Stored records

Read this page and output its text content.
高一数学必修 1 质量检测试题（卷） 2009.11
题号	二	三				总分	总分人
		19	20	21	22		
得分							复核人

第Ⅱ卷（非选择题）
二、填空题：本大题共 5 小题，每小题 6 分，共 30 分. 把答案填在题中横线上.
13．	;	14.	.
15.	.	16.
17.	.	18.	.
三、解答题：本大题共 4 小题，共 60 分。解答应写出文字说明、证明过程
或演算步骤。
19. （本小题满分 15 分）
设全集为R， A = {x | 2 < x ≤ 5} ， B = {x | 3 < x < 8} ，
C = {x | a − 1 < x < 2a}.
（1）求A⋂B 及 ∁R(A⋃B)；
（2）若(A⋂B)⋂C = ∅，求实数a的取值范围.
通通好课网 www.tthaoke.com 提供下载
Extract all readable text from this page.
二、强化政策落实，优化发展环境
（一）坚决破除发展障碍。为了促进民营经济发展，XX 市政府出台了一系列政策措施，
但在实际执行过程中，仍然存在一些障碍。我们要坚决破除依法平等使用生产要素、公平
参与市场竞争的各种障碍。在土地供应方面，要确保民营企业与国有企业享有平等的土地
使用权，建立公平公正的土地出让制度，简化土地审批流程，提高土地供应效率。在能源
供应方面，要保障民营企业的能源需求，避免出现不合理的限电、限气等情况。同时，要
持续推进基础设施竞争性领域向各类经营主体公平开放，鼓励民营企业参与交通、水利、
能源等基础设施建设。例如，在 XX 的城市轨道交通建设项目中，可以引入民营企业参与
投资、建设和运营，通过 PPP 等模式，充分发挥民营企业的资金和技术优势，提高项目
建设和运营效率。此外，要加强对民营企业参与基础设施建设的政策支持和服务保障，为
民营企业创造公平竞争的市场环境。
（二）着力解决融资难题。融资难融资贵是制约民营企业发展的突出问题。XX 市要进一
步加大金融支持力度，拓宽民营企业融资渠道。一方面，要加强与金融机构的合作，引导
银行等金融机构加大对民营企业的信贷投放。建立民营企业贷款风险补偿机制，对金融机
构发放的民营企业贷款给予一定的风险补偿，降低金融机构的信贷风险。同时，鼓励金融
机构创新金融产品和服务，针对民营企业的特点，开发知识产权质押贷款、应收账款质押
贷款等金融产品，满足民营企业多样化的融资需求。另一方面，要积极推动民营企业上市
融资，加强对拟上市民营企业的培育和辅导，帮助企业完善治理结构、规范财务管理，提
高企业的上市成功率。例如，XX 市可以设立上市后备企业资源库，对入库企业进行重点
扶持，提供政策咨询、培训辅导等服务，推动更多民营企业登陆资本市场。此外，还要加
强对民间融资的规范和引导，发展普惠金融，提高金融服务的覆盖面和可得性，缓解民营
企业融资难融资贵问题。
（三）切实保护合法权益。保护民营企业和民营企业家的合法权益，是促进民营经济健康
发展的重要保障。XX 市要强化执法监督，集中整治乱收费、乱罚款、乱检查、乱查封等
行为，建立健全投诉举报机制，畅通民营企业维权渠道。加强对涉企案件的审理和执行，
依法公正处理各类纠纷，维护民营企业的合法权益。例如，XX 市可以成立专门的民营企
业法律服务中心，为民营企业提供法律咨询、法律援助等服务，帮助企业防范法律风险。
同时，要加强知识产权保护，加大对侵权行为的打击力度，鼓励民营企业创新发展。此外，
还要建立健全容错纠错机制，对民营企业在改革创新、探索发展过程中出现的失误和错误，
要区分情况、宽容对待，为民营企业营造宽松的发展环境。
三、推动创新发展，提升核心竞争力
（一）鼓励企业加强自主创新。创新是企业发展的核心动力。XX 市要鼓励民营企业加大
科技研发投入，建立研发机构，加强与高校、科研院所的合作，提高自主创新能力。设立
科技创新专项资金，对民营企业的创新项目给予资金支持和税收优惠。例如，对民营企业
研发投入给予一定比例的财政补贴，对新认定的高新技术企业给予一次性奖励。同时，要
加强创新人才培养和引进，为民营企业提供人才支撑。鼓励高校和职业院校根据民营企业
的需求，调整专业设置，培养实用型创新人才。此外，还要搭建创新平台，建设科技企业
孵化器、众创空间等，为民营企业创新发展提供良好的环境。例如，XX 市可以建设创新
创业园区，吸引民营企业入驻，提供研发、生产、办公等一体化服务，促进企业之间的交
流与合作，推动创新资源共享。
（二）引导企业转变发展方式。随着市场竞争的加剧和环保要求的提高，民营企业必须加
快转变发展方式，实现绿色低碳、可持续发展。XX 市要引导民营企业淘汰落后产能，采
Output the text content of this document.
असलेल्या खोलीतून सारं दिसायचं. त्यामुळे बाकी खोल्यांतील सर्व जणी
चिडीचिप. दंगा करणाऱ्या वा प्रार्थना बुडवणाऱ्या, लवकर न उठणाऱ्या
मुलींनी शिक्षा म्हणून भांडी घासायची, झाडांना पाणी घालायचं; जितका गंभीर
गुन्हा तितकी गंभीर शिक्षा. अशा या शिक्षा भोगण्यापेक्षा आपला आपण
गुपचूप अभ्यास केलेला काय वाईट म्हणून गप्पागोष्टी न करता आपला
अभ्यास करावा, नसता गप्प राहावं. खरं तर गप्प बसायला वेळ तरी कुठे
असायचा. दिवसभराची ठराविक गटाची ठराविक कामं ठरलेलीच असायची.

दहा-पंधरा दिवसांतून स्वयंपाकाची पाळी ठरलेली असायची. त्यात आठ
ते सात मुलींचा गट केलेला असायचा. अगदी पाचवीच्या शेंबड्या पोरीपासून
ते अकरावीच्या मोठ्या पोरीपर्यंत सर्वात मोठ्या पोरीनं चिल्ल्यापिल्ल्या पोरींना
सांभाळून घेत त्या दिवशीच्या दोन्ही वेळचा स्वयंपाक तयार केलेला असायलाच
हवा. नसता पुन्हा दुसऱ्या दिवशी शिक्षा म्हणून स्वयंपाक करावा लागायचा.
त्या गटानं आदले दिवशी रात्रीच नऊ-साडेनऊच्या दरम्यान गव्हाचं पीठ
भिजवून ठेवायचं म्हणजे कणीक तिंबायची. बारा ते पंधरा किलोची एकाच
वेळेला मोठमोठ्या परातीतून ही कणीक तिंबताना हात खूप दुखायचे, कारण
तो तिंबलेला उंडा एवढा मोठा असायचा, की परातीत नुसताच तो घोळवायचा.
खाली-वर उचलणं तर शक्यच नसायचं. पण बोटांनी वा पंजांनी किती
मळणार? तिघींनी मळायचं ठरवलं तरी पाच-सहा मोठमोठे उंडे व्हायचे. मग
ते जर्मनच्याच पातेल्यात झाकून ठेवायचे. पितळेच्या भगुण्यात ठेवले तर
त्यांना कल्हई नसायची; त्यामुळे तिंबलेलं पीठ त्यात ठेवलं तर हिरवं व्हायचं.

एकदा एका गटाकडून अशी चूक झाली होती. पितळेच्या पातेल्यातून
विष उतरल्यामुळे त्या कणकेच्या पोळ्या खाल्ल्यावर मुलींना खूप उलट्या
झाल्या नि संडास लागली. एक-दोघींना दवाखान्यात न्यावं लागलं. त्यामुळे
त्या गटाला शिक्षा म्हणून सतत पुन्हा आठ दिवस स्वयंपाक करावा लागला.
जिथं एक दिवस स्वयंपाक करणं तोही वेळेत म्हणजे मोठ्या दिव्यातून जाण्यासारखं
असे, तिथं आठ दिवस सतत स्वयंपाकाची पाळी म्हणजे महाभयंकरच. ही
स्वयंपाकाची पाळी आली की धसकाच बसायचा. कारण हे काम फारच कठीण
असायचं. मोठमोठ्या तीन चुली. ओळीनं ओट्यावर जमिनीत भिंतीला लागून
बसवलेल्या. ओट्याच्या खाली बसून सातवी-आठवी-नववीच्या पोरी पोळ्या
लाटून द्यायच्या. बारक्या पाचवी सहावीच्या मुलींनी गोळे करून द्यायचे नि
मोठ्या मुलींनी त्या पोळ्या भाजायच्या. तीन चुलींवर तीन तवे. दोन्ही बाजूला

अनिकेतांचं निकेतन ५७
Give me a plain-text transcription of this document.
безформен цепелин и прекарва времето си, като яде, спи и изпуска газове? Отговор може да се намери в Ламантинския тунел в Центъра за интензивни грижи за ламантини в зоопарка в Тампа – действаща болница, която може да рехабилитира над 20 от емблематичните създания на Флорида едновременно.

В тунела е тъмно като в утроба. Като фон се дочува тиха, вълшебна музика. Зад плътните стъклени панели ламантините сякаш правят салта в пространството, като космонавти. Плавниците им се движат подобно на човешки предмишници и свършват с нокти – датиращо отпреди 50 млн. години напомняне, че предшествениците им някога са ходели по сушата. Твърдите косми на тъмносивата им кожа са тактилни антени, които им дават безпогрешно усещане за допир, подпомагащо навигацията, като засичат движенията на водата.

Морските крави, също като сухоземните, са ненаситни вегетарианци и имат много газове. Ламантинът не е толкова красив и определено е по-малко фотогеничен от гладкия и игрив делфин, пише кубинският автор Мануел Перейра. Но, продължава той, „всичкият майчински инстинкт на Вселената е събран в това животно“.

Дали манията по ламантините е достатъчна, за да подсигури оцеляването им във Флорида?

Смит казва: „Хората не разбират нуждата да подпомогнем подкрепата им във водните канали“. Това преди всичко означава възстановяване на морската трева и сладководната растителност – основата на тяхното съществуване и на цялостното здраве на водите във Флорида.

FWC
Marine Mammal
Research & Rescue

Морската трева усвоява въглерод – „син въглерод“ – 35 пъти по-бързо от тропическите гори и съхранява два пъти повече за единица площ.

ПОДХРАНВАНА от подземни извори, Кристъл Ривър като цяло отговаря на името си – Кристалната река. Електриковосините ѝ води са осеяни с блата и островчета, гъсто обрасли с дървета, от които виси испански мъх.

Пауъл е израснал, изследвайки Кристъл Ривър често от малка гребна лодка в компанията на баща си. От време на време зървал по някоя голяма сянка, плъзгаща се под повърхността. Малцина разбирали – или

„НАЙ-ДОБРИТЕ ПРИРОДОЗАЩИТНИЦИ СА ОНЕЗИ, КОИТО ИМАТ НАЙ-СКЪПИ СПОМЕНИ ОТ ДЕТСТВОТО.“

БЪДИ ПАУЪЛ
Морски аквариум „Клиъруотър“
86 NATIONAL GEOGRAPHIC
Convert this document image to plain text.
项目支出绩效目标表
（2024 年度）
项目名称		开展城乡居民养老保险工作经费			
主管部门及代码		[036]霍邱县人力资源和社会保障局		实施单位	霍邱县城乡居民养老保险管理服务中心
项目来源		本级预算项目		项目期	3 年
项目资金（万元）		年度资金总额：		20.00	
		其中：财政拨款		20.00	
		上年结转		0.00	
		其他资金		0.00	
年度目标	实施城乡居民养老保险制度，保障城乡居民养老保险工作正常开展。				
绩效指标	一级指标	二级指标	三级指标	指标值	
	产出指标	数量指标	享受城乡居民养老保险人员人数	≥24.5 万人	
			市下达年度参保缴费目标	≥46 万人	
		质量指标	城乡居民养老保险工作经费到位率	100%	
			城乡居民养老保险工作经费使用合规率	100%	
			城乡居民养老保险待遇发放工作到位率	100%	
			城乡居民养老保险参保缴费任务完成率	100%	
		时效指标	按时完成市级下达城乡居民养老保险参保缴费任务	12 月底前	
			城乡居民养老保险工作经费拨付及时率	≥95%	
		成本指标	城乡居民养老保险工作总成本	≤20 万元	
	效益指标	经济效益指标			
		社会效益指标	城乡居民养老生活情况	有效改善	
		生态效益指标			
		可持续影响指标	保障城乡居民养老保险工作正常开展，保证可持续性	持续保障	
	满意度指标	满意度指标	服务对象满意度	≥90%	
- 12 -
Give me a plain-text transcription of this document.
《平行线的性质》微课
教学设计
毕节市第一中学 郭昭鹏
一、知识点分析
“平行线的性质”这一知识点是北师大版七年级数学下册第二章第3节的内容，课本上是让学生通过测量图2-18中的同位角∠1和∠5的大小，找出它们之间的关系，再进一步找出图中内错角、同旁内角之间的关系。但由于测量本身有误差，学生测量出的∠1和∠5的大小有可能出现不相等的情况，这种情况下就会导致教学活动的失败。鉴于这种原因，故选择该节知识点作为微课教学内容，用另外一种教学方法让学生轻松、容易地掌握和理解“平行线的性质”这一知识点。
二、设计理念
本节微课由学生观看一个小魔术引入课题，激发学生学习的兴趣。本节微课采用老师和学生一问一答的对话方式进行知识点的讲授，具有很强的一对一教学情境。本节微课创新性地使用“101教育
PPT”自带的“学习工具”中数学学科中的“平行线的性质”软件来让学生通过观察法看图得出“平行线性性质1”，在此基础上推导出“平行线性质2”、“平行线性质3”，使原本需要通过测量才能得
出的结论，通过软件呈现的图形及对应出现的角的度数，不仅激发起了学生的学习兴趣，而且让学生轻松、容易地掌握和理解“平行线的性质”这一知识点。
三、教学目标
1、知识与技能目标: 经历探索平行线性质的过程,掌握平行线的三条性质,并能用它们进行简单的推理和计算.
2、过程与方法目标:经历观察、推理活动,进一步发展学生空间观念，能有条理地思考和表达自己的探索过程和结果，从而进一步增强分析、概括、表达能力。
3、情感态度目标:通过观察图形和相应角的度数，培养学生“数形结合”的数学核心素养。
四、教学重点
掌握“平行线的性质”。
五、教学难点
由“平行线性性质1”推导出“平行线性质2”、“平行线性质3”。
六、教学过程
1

- [Exercise aim]
In the lines above, find each one with "Флорида" and list it.

- [Written answer]
безформен цепелин и прекарва времето си, като яде, спи и изпуска газове? Отговор може да се намери в Ламантинския тунел в Центъра за интензивни грижи за ламантини в зоопарка в Тампа – действаща болница, която може да рехабилитира над 20 от емблематичните създания на Флорида едновременно.
Дали манията по ламантините е достатъчна, за да подсигури оцеляването им във Флорида?
Смит казва: „Хората не разбират нуждата да подпомогнем подкрепата им във водните канали“. Това преди всичко означава възстановяване на морската трева и сладководната растителност – основата на тяхното съществуване и на цялостното здраве на водите във Флорида.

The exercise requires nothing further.